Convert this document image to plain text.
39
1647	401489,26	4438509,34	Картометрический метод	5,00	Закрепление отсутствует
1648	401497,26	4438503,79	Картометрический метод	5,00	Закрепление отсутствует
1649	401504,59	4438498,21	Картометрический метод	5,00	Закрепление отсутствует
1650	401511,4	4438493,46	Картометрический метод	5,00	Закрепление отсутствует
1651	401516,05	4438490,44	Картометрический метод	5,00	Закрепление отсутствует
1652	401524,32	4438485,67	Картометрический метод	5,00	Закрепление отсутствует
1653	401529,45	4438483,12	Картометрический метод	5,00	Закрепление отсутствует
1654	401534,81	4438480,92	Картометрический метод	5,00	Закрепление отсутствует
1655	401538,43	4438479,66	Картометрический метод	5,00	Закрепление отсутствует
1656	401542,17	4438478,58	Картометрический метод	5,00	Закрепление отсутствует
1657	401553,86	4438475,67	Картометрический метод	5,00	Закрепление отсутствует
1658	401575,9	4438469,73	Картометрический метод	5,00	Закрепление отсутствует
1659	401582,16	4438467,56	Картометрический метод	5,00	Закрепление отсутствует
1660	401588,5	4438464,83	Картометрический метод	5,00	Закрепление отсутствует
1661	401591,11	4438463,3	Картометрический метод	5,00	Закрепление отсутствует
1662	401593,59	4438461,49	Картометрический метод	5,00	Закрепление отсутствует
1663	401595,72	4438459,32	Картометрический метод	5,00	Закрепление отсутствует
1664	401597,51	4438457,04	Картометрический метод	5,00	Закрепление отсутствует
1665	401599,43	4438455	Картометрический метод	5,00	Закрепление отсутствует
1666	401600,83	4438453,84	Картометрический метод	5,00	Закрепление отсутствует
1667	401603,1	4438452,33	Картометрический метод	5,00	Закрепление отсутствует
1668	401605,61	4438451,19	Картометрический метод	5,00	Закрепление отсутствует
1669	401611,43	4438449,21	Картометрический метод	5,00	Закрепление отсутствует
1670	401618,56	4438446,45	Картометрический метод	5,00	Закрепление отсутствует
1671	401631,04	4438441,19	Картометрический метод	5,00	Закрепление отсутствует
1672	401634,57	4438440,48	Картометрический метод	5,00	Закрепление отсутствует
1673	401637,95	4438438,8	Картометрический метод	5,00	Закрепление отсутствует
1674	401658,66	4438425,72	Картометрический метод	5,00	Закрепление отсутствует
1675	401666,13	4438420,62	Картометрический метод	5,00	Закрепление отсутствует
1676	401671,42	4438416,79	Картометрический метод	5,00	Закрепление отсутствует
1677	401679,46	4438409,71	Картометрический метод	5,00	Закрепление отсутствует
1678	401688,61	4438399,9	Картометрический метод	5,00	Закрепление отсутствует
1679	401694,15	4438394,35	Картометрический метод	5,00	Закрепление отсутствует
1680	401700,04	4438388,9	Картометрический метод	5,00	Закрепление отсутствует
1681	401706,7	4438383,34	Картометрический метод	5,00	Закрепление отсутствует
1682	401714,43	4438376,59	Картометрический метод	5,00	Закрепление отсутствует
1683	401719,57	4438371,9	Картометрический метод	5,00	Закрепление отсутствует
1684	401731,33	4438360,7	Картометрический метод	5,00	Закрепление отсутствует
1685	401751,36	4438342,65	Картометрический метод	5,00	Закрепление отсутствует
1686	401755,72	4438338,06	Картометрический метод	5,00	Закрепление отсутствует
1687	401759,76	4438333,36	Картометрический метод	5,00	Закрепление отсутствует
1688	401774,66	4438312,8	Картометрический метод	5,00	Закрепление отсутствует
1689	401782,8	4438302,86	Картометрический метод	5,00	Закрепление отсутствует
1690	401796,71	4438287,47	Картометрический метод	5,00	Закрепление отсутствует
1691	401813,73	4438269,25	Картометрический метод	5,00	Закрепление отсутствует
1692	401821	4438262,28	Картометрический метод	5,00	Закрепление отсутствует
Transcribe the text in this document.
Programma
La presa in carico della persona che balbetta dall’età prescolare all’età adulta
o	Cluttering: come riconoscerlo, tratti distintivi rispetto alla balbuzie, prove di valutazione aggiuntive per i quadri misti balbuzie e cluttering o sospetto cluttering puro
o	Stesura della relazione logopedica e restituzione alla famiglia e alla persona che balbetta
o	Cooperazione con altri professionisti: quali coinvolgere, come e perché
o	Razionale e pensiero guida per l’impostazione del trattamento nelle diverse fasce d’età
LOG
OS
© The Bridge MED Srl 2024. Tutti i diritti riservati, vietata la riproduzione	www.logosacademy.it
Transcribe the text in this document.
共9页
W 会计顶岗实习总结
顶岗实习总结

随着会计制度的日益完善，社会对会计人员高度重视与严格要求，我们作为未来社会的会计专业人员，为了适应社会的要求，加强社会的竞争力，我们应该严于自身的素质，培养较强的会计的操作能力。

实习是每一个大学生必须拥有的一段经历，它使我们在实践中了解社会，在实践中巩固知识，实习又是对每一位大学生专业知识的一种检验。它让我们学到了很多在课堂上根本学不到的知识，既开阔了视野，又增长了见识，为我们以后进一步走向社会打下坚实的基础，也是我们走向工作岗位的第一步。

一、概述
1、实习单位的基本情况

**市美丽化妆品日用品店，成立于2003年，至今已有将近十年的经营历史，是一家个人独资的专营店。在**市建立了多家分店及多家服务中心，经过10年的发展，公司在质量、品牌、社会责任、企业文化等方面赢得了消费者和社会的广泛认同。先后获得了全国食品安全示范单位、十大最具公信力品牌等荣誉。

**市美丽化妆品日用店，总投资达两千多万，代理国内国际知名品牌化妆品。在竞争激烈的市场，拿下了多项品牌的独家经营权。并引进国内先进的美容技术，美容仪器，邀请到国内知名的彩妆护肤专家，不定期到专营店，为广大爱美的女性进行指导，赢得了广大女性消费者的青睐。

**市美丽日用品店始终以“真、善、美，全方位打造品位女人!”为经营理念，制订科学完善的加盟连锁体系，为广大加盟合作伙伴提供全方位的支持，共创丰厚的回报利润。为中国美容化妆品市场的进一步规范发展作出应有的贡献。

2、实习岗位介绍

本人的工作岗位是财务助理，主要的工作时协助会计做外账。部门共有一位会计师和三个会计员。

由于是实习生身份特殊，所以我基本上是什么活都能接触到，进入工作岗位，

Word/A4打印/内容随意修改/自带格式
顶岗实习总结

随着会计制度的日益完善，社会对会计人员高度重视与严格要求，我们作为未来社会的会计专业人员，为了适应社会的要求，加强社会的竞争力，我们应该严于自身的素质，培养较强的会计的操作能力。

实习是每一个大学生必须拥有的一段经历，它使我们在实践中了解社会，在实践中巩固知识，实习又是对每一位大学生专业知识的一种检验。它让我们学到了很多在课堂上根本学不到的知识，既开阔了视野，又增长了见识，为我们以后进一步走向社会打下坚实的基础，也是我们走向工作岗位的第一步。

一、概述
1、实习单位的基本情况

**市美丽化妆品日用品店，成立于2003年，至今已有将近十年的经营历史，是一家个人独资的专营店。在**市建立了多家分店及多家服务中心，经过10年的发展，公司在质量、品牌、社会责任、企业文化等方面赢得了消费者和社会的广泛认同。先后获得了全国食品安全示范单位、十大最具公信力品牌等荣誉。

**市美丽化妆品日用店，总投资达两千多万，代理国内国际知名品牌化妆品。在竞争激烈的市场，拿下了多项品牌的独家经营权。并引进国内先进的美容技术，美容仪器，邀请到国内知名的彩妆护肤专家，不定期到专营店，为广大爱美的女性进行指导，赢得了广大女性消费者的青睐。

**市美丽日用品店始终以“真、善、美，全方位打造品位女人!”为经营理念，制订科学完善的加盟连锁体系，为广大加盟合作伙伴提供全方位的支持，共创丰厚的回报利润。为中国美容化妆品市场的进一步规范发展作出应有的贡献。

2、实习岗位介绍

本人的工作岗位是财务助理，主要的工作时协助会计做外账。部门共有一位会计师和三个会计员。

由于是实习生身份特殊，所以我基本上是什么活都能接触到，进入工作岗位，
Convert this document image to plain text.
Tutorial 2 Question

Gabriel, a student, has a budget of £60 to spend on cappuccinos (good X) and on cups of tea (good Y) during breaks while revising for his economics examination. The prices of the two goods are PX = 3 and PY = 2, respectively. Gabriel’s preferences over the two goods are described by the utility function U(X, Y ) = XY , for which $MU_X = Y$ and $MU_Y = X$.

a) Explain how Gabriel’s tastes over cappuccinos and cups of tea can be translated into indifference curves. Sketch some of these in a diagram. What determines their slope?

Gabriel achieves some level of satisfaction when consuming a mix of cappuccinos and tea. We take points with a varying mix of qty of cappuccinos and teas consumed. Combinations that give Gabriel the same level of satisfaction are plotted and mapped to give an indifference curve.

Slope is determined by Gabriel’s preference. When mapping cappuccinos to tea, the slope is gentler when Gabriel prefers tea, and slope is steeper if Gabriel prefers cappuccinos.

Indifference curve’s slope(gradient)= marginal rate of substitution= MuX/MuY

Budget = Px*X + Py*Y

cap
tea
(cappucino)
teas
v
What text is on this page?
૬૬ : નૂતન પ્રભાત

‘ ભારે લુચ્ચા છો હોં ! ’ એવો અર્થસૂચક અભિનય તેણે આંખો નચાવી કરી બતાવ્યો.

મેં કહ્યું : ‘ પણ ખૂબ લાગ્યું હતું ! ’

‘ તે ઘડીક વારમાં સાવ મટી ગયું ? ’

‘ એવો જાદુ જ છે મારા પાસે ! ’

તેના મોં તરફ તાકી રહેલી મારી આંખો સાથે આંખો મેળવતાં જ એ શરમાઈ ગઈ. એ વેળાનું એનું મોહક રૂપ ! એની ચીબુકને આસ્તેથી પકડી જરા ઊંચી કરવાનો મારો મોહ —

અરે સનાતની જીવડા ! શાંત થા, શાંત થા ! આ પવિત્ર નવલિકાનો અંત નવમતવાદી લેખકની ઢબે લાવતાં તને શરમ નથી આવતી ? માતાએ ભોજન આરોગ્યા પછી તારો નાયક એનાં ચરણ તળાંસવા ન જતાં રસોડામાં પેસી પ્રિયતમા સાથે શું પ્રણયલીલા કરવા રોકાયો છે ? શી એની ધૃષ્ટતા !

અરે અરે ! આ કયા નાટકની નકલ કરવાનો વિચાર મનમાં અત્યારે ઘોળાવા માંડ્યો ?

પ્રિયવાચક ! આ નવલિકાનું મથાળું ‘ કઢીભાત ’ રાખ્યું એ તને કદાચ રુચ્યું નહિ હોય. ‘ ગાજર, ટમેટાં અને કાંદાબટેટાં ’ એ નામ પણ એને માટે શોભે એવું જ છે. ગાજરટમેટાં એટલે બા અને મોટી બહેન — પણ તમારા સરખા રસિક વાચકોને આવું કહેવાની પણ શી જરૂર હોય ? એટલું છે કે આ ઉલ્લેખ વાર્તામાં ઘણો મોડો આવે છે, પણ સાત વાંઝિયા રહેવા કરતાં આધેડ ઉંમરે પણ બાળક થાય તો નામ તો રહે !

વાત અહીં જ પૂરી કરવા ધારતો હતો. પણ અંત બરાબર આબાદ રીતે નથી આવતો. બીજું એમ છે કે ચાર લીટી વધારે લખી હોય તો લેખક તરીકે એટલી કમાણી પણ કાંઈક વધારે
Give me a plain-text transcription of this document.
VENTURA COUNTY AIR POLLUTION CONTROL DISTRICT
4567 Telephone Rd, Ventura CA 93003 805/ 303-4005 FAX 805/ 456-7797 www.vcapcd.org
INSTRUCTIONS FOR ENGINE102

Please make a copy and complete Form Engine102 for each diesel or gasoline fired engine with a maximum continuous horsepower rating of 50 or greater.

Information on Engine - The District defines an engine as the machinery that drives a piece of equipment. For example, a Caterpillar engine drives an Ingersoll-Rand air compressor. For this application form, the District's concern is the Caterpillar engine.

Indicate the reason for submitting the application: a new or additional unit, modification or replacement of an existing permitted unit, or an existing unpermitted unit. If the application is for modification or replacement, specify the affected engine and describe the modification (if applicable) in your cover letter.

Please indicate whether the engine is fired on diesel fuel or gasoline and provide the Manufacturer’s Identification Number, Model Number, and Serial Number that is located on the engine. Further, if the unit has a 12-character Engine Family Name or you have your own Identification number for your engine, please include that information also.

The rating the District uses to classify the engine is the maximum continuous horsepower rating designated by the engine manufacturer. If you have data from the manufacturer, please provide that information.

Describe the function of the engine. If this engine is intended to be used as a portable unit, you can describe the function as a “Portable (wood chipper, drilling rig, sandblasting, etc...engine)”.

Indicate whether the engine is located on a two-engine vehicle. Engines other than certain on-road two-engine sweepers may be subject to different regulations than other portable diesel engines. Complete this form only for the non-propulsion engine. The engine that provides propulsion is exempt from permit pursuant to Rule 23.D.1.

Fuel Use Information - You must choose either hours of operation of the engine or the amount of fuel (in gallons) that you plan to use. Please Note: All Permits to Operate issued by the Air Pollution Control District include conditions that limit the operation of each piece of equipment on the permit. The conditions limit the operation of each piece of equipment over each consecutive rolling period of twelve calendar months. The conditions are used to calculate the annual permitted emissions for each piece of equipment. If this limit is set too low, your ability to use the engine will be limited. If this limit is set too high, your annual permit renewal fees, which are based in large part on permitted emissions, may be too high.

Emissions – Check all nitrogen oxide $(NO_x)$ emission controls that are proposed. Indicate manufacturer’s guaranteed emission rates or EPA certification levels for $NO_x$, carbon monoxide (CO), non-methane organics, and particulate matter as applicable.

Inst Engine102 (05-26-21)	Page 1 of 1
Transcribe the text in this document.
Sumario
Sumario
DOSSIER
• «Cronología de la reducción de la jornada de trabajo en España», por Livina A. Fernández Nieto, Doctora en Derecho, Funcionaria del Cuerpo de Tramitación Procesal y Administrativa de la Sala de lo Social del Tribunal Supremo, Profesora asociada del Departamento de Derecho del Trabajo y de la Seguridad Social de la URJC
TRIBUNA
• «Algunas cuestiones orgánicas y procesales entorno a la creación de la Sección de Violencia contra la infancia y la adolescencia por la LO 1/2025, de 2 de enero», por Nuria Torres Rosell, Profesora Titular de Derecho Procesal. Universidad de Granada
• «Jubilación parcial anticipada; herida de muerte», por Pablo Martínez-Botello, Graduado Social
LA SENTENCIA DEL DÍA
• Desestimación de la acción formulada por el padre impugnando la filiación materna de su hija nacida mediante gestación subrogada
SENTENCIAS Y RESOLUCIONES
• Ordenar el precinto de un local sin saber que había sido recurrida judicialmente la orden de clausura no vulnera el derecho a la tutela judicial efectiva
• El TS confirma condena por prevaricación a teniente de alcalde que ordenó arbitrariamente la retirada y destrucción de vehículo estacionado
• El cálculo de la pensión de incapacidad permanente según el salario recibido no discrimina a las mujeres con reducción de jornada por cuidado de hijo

==================================================

_BRIEF_. Look for "function" and pull out every line that has it.

_ANSWER BELOW_.
Gabriel, a student, has a budget of £60 to spend on cappuccinos (good X) and on cups of tea (good Y) during breaks while revising for his economics examination. The prices of the two goods are PX = 3 and PY = 2, respectively. Gabriel’s preferences over the two goods are described by the utility function U(X, Y ) = XY , for which $MU_X = Y$ and $MU_Y = X$.
Describe the function of the engine. If this engine is intended to be used as a portable unit, you can describe the function as a “Portable (wood chipper, drilling rig, sandblasting, etc...engine)”.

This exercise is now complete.